··· Data for the task ···
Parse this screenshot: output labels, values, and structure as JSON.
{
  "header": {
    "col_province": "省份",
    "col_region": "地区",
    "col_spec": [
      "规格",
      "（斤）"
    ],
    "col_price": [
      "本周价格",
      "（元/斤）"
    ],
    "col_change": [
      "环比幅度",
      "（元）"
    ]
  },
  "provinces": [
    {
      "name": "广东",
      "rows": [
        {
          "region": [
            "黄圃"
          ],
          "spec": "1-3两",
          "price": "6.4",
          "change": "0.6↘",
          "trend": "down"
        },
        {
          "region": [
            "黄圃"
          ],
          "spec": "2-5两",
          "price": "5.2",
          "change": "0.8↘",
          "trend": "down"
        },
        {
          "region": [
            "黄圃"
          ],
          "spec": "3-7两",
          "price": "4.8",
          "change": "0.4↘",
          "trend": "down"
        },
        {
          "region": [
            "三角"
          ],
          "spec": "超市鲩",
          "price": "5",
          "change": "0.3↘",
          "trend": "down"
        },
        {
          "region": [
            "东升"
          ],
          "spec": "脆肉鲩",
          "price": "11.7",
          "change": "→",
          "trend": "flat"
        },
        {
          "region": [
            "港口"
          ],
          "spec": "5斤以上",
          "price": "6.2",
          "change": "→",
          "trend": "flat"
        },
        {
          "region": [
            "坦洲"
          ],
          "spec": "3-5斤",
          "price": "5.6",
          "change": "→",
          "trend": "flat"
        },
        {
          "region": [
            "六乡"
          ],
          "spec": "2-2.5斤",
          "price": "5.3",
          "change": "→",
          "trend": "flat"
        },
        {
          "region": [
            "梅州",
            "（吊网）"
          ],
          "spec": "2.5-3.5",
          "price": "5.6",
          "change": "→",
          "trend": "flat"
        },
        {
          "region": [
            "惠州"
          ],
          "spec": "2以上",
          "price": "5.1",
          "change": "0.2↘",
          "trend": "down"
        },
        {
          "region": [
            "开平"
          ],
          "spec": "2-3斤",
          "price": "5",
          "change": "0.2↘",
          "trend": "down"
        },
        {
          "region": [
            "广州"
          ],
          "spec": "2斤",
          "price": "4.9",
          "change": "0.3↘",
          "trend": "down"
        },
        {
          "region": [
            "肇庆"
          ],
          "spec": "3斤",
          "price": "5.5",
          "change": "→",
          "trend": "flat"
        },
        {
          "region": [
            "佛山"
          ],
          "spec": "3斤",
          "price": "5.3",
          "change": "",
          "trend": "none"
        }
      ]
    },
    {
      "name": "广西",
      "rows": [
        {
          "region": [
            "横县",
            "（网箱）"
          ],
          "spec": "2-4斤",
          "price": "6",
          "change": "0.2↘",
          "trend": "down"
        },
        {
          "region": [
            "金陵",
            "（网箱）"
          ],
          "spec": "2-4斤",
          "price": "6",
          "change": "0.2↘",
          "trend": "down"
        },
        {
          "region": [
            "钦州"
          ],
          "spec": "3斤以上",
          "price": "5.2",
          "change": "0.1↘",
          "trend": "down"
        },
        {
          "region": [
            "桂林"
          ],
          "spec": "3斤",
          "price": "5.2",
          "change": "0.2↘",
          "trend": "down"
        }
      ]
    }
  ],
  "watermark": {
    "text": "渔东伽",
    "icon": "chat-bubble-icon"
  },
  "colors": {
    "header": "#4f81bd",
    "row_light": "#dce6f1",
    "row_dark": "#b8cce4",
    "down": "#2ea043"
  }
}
···
Aim: Each line above is to be repeated exactly.

Task solution:
Parse this screenshot: output labels, values, and structure as JSON.
{
  "header": {
    "col_province": "省份",
    "col_region": "地区",
    "col_spec": [
      "规格",
      "（斤）"
    ],
    "col_price": [
      "本周价格",
      "（元/斤）"
    ],
    "col_change": [
      "环比幅度",
      "（元）"
    ]
  },
  "provinces": [
    {
      "name": "广东",
      "rows": [
        {
          "region": [
            "黄圃"
          ],
          "spec": "1-3两",
          "price": "6.4",
          "change": "0.6↘",
          "trend": "down"
        },
        {
          "region": [
            "黄圃"
          ],
          "spec": "2-5两",
          "price": "5.2",
          "change": "0.8↘",
          "trend": "down"
        },
        {
          "region": [
            "黄圃"
          ],
          "spec": "3-7两",
          "price": "4.8",
          "change": "0.4↘",
          "trend": "down"
        },
        {
          "region": [
            "三角"
          ],
          "spec": "超市鲩",
          "price": "5",
          "change": "0.3↘",
          "trend": "down"
        },
        {
          "region": [
            "东升"
          ],
          "spec": "脆肉鲩",
          "price": "11.7",
          "change": "→",
          "trend": "flat"
        },
        {
          "region": [
            "港口"
          ],
          "spec": "5斤以上",
          "price": "6.2",
          "change": "→",
          "trend": "flat"
        },
        {
          "region": [
            "坦洲"
          ],
          "spec": "3-5斤",
          "price": "5.6",
          "change": "→",
          "trend": "flat"
        },
        {
          "region": [
            "六乡"
          ],
          "spec": "2-2.5斤",
          "price": "5.3",
          "change": "→",
          "trend": "flat"
        },
        {
          "region": [
            "梅州",
            "（吊网）"
          ],
          "spec": "2.5-3.5",
          "price": "5.6",
          "change": "→",
          "trend": "flat"
        },
        {
          "region": [
            "惠州"
          ],
          "spec": "2以上",
          "price": "5.1",
          "change": "0.2↘",
          "trend": "down"
        },
        {
          "region": [
            "开平"
          ],
          "spec": "2-3斤",
          "price": "5",
          "change": "0.2↘",
          "trend": "down"
        },
        {
          "region": [
            "广州"
          ],
          "spec": "2斤",
          "price": "4.9",
          "change": "0.3↘",
          "trend": "down"
        },
        {
          "region": [
            "肇庆"
          ],
          "spec": "3斤",
          "price": "5.5",
          "change": "→",
          "trend": "flat"
        },
        {
          "region": [
            "佛山"
          ],
          "spec": "3斤",
          "price": "5.3",
          "change": "",
          "trend": "none"
        }
      ]
    },
    {
      "name": "广西",
      "rows": [
        {
          "region": [
            "横县",
            "（网箱）"
          ],
          "spec": "2-4斤",
          "price": "6",
          "change": "0.2↘",
          "trend": "down"
        },
        {
          "region": [
            "金陵",
            "（网箱）"
          ],
          "spec": "2-4斤",
          "price": "6",
          "change": "0.2↘",
          "trend": "down"
        },
        {
          "region": [
            "钦州"
          ],
          "spec": "3斤以上",
          "price": "5.2",
          "change": "0.1↘",
          "trend": "down"
        },
        {
          "region": [
            "桂林"
          ],
          "spec": "3斤",
          "price": "5.2",
          "change": "0.2↘",
          "trend": "down"
        }
      ]
    }
  ],
  "watermark": {
    "text": "渔东伽",
    "icon": "chat-bubble-icon"
  },
  "colors": {
    "header": "#4f81bd",
    "row_light": "#dce6f1",
    "row_dark": "#b8cce4",
    "down": "#2ea043"
  }
}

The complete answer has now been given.